## STATED PROBLEM
Look through the lines below and extract any with the word "ylabel".

>>>

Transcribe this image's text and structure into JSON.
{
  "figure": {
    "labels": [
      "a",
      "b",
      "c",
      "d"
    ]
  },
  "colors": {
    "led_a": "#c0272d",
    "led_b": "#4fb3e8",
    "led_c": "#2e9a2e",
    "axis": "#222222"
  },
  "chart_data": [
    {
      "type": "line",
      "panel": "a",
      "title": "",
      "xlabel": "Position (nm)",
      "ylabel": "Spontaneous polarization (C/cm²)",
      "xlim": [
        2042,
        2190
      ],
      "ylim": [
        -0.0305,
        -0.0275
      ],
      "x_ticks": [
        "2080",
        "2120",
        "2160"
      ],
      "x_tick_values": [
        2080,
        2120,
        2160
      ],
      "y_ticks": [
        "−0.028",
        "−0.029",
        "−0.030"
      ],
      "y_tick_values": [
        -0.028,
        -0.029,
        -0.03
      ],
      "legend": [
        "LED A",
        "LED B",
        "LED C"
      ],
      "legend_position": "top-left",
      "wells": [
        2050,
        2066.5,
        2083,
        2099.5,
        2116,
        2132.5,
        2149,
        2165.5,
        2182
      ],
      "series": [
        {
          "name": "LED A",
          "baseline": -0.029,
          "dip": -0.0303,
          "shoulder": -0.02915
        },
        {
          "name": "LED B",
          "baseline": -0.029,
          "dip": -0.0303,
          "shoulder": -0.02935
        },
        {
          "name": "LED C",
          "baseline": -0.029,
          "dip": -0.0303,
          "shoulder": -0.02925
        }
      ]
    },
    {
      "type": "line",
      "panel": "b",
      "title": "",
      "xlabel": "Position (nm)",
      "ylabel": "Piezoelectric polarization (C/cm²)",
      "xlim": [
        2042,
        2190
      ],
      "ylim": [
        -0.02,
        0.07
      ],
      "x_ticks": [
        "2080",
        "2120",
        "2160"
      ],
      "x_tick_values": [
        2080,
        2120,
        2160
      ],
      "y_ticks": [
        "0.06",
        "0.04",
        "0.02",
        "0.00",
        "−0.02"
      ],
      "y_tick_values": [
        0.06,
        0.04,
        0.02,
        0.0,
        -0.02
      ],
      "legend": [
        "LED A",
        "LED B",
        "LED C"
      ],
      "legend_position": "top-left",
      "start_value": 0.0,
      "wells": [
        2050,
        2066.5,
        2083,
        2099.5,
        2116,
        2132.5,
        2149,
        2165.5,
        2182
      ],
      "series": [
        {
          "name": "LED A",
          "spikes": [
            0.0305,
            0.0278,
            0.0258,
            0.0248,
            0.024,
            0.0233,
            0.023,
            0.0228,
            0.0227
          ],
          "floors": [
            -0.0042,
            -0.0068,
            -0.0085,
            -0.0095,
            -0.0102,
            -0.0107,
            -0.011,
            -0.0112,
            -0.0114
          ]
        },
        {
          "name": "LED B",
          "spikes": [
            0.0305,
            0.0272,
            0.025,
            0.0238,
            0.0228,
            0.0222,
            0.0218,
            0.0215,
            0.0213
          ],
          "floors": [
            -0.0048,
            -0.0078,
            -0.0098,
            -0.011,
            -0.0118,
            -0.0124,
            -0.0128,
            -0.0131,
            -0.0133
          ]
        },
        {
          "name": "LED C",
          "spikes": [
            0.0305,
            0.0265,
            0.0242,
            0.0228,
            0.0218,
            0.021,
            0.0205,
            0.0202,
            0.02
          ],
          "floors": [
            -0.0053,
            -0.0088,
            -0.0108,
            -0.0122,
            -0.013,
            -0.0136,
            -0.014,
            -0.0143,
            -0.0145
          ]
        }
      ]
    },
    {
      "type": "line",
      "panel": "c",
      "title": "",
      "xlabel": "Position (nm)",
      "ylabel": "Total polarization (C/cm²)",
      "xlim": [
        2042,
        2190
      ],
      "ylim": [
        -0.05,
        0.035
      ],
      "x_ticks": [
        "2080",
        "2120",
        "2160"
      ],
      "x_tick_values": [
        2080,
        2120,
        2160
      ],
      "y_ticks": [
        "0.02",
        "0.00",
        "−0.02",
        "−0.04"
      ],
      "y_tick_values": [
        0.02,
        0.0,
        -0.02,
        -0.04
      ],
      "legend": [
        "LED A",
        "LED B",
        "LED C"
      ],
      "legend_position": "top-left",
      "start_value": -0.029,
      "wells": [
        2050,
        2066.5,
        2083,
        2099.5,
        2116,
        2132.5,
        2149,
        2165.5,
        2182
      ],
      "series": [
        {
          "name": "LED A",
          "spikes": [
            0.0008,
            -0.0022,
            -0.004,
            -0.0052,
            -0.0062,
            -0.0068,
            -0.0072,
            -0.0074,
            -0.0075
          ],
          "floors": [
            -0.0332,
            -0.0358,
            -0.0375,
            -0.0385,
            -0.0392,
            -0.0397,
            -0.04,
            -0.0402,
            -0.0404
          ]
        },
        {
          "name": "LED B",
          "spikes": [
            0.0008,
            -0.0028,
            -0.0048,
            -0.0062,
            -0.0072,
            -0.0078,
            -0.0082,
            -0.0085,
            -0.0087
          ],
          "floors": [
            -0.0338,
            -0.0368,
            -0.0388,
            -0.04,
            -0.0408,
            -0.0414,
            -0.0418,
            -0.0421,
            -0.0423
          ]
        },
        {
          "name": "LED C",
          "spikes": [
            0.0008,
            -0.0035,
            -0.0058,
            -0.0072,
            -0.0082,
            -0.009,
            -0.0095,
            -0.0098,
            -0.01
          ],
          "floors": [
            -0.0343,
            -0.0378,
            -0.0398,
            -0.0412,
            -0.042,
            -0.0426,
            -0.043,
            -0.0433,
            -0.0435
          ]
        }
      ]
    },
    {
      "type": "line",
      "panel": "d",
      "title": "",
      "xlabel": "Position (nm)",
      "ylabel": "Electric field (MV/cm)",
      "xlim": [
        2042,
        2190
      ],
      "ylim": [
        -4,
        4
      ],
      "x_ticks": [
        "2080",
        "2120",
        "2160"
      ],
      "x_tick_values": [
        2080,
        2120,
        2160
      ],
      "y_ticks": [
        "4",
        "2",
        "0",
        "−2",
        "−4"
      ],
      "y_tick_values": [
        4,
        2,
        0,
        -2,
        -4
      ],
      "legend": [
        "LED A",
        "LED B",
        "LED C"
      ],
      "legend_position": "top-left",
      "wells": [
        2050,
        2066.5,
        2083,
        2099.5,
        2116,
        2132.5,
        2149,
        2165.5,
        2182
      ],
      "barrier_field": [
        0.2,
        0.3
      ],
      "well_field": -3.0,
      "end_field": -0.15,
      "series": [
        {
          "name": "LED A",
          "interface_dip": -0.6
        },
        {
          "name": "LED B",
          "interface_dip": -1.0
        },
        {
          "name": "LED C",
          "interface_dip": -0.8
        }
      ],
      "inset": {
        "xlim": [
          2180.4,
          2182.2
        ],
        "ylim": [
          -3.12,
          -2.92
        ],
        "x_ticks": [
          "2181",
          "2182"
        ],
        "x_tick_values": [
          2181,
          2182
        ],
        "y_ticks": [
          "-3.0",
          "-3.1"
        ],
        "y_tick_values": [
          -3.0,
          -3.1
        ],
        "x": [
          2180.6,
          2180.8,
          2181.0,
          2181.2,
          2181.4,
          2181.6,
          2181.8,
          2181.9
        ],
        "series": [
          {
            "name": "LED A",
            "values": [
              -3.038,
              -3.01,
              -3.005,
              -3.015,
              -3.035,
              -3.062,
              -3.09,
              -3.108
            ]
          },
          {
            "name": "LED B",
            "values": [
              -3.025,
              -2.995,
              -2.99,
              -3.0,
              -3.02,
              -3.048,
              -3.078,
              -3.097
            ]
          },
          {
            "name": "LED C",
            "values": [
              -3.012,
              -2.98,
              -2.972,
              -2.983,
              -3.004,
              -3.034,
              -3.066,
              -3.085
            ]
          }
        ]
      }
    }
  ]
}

<<<

## EXPECTED ANSWER
      "ylabel": "Spontaneous polarization (C/cm²)",
      "ylabel": "Piezoelectric polarization (C/cm²)",
      "ylabel": "Total polarization (C/cm²)",
      "ylabel": "Electric field (MV/cm)",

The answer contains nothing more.